Return all of the data exactly, with nothing left out but the pictures.

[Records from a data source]

[Start]

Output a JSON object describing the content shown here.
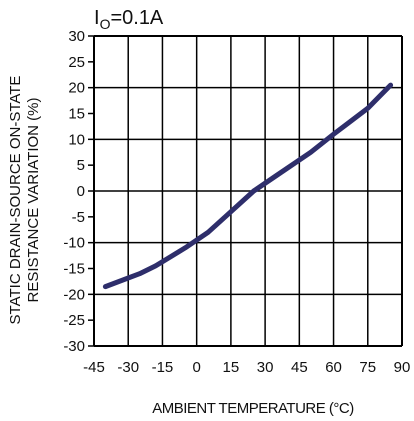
{
  "chart_data": {
    "type": "line",
    "annotation": {
      "main": "I",
      "sub": "O",
      "rest": "=0.1A"
    },
    "xlabel": "AMBIENT TEMPERATURE (°C)",
    "ylabel_line1": "STATIC DRAIN-SOURCE ON-STATE",
    "ylabel_line2": "RESISTANCE VARIATION (%)",
    "xlim": [
      -45,
      90
    ],
    "ylim": [
      -30,
      30
    ],
    "xticks": [
      "-45",
      "-30",
      "-15",
      "0",
      "15",
      "30",
      "45",
      "60",
      "75",
      "90"
    ],
    "yticks": [
      "30",
      "25",
      "20",
      "15",
      "10",
      "5",
      "0",
      "-5",
      "-10",
      "-15",
      "-20",
      "-25",
      "-30"
    ],
    "grid": true,
    "series": [
      {
        "color": "#2e2e6b",
        "x": [
          -40,
          -25,
          -18,
          -5,
          5,
          15,
          25,
          35,
          50,
          60,
          75,
          85
        ],
        "y": [
          -18.5,
          -16,
          -14.5,
          -11,
          -8,
          -4,
          0,
          3,
          7.5,
          11,
          16,
          20.5
        ]
      }
    ]
  }
}
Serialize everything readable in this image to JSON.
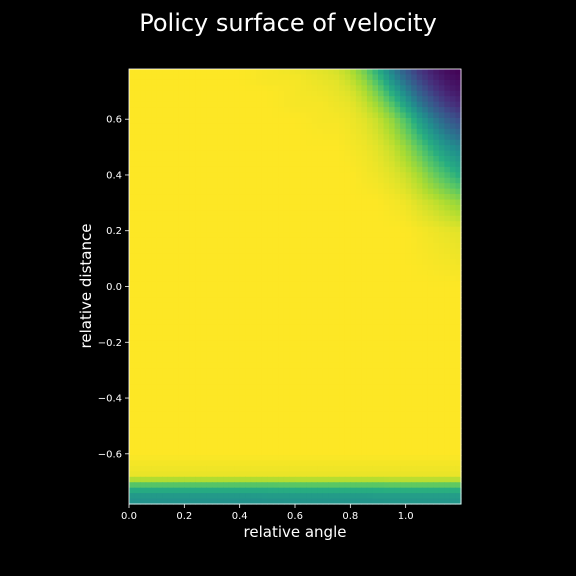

[End]

• _Result for this exercise_
Output a JSON object describing the content shown here.
{
  "chart_data": {
    "type": "line",
    "annotation": {
      "main": "I",
      "sub": "O",
      "rest": "=0.1A"
    },
    "xlabel": "AMBIENT TEMPERATURE (°C)",
    "ylabel_line1": "STATIC DRAIN-SOURCE ON-STATE",
    "ylabel_line2": "RESISTANCE VARIATION (%)",
    "xlim": [
      -45,
      90
    ],
    "ylim": [
      -30,
      30
    ],
    "xticks": [
      "-45",
      "-30",
      "-15",
      "0",
      "15",
      "30",
      "45",
      "60",
      "75",
      "90"
    ],
    "yticks": [
      "30",
      "25",
      "20",
      "15",
      "10",
      "5",
      "0",
      "-5",
      "-10",
      "-15",
      "-20",
      "-25",
      "-30"
    ],
    "grid": true,
    "series": [
      {
        "color": "#2e2e6b",
        "x": [
          -40,
          -25,
          -18,
          -5,
          5,
          15,
          25,
          35,
          50,
          60,
          75,
          85
        ],
        "y": [
          -18.5,
          -16,
          -14.5,
          -11,
          -8,
          -4,
          0,
          3,
          7.5,
          11,
          16,
          20.5
        ]
      }
    ]
  }
}
Serialize everything readable in this image to JSON.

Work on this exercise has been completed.